* Task details:
All lines holding the string "paid" are to be shown.

* Records provided:
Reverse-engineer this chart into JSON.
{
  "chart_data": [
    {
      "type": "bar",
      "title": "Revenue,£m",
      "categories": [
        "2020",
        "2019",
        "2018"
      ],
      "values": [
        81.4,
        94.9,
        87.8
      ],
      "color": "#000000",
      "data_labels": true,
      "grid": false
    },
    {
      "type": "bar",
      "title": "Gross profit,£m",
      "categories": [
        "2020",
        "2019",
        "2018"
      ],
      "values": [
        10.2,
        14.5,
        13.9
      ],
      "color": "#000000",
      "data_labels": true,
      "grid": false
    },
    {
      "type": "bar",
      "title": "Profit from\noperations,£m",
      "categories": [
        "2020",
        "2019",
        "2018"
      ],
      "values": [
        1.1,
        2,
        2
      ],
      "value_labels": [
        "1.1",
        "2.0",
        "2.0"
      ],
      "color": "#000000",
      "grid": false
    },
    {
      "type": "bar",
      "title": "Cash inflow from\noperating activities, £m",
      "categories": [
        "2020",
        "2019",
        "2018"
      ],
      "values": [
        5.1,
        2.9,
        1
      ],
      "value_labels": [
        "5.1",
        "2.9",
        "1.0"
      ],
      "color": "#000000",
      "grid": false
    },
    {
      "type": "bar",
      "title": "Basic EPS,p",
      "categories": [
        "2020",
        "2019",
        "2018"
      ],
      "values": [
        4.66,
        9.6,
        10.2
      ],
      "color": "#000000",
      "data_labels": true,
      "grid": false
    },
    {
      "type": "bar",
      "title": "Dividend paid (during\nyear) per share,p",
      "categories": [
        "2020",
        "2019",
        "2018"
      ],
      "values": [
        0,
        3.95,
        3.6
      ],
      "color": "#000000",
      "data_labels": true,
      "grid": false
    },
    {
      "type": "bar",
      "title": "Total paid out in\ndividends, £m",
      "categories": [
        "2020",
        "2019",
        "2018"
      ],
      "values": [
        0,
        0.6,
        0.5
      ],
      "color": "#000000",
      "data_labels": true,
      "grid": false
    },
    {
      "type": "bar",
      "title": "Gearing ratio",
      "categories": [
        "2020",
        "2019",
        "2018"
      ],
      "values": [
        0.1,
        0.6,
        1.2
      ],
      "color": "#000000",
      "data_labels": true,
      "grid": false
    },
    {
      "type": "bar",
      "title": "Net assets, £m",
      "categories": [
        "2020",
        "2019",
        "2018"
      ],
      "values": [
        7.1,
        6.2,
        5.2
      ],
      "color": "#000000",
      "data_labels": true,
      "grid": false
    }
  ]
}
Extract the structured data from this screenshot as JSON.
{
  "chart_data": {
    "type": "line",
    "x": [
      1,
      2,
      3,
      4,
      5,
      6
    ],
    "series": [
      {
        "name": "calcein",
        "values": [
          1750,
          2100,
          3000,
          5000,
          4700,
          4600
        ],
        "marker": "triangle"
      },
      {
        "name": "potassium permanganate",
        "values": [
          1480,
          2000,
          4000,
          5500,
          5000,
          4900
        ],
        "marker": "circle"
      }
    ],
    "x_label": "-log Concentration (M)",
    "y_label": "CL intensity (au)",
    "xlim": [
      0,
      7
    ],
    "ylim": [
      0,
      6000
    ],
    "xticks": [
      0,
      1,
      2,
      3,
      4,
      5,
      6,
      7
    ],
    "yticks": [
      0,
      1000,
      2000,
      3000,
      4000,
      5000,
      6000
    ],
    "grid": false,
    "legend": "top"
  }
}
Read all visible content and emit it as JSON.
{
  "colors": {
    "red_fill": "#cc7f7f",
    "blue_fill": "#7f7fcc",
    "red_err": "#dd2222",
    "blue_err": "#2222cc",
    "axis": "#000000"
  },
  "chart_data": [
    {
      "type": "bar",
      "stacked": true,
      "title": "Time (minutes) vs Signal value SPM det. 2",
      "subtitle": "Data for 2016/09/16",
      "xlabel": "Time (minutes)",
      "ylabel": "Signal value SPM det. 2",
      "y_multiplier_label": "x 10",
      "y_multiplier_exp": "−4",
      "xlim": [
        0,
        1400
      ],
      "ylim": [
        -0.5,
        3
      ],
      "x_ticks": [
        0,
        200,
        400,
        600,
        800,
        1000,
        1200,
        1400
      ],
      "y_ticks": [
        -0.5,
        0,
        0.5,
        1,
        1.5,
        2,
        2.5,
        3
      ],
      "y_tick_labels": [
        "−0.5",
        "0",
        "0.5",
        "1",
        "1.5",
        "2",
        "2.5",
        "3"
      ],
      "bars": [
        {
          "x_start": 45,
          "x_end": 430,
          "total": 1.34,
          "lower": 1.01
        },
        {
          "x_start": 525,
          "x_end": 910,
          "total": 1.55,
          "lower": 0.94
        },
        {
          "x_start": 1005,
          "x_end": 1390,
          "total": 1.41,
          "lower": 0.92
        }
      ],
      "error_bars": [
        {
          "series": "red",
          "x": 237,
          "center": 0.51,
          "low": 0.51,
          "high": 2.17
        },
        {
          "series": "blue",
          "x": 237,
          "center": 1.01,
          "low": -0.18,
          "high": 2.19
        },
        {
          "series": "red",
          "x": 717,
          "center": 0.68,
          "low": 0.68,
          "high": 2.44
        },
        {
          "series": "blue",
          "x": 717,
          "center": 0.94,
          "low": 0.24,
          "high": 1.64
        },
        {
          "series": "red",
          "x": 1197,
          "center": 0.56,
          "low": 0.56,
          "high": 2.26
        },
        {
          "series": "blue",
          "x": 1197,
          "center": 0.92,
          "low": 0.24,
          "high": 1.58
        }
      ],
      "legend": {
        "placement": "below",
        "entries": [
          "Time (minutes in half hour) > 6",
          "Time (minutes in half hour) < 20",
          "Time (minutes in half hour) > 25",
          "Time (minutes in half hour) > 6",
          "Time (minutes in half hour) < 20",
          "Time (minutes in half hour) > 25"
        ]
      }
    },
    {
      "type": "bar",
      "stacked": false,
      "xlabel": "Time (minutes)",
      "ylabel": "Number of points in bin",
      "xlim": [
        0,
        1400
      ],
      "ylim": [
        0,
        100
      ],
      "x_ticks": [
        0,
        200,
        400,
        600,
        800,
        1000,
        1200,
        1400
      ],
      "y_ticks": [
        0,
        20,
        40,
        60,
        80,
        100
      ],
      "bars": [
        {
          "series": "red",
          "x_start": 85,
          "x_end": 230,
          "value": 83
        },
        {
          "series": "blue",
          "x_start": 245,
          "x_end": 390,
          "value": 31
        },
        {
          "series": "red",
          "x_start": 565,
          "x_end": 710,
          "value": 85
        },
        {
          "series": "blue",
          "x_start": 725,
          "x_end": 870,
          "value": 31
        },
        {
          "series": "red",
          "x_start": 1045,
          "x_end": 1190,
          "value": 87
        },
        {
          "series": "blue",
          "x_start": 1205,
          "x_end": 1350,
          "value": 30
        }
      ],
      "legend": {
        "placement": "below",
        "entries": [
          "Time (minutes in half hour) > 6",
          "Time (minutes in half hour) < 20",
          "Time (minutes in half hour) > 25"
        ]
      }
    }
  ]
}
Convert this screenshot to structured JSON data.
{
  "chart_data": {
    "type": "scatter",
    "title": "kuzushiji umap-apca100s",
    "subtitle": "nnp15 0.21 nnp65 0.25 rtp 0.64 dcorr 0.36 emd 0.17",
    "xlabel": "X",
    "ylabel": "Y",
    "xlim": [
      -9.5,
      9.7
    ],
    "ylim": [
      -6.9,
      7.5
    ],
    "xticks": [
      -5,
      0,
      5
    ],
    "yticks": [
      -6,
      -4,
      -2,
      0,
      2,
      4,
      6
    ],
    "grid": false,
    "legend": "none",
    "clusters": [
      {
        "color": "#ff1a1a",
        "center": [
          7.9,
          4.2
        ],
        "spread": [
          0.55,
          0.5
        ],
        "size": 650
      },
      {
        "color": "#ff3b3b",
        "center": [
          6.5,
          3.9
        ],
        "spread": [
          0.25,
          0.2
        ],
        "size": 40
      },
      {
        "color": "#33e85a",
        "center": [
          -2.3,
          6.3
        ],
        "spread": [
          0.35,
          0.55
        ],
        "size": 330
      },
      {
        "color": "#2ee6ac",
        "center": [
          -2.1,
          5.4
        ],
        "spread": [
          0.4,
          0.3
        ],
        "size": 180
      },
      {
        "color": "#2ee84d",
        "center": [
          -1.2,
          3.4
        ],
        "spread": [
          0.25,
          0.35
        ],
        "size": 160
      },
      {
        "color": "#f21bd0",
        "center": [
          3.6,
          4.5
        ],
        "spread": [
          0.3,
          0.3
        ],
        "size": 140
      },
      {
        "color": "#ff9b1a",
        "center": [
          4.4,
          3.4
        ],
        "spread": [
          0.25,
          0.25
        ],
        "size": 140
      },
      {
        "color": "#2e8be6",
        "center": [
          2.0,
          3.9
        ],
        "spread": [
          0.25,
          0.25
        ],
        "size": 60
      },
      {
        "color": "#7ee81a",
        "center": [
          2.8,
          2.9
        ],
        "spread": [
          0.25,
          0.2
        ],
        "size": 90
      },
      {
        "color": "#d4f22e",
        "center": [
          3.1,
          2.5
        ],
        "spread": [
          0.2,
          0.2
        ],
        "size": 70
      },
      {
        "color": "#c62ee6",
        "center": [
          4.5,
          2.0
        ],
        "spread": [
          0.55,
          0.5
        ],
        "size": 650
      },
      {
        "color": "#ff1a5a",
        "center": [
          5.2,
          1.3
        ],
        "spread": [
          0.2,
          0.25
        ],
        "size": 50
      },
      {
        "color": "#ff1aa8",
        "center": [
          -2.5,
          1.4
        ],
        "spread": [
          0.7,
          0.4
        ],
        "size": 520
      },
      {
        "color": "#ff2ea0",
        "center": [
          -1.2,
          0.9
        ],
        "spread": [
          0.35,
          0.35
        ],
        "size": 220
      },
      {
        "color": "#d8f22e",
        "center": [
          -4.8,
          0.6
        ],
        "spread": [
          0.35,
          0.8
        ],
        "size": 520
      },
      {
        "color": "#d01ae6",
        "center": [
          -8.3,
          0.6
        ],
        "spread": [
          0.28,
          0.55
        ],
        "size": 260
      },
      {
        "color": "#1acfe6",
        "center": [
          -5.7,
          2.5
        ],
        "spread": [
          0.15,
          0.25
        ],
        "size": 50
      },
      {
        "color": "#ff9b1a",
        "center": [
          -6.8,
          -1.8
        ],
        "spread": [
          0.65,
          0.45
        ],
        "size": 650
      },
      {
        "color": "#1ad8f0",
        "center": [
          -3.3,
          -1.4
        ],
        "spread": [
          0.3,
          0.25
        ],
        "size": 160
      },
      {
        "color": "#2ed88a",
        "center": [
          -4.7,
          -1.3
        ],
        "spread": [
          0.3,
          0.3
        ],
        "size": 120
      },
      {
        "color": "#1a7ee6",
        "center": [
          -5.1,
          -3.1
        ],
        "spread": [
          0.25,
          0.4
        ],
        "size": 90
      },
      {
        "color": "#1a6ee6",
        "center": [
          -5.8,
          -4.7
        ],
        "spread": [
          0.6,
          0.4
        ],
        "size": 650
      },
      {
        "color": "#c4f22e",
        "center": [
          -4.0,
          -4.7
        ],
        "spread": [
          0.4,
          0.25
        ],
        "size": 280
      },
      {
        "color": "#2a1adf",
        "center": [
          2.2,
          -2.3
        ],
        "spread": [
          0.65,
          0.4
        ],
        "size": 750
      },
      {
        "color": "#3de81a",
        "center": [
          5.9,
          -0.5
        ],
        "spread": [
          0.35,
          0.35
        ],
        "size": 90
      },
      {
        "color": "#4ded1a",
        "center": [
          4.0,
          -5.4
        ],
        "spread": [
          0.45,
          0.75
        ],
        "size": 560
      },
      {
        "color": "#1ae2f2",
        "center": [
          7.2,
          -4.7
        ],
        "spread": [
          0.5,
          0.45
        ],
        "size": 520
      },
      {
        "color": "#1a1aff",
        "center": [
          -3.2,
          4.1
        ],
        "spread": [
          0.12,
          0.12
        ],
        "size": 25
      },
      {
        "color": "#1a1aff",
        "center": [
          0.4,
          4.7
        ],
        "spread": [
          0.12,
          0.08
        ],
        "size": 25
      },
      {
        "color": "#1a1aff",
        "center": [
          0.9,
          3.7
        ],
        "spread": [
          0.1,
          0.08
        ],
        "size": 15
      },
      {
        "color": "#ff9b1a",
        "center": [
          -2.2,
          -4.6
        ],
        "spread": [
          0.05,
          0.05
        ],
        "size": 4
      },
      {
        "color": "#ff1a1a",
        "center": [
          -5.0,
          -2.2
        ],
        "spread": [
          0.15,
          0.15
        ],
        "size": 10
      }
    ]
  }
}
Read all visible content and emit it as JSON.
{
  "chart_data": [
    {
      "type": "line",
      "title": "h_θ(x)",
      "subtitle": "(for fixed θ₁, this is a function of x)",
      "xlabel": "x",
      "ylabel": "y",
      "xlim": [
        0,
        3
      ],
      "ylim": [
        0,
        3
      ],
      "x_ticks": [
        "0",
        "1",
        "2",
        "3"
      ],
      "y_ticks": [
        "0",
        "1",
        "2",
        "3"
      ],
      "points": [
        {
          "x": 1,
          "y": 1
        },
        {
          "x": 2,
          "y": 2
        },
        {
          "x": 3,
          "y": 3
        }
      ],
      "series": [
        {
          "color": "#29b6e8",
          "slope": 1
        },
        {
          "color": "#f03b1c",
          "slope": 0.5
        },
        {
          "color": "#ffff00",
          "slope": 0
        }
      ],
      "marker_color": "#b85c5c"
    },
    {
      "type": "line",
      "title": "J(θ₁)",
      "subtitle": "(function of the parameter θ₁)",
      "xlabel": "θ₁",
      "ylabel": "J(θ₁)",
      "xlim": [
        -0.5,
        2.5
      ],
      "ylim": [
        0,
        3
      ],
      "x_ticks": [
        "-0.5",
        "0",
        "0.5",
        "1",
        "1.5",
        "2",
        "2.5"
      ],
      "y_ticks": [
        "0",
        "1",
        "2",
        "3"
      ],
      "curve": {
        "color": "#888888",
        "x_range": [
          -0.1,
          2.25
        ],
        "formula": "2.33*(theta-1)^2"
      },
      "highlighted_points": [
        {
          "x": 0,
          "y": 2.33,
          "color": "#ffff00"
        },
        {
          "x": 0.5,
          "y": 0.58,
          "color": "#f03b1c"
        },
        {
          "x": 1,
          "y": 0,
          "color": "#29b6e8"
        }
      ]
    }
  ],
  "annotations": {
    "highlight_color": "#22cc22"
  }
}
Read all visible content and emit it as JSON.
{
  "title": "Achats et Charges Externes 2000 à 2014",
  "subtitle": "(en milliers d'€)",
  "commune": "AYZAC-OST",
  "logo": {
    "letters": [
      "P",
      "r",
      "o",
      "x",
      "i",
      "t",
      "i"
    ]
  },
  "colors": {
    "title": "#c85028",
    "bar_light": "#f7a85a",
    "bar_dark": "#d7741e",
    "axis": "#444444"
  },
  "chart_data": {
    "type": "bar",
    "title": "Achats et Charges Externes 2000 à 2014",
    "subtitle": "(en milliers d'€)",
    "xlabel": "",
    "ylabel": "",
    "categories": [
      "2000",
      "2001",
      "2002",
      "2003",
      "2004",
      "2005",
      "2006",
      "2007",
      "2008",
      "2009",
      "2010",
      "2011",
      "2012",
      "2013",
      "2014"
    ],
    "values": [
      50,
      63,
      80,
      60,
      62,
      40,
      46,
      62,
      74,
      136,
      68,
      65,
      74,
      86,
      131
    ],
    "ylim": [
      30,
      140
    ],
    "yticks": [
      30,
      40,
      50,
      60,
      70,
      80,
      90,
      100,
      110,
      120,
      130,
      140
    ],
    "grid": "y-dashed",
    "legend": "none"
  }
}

* Answer for the task:
      "title": "Dividend paid (during\nyear) per share,p",
      "title": "Total paid out in\ndividends, £m",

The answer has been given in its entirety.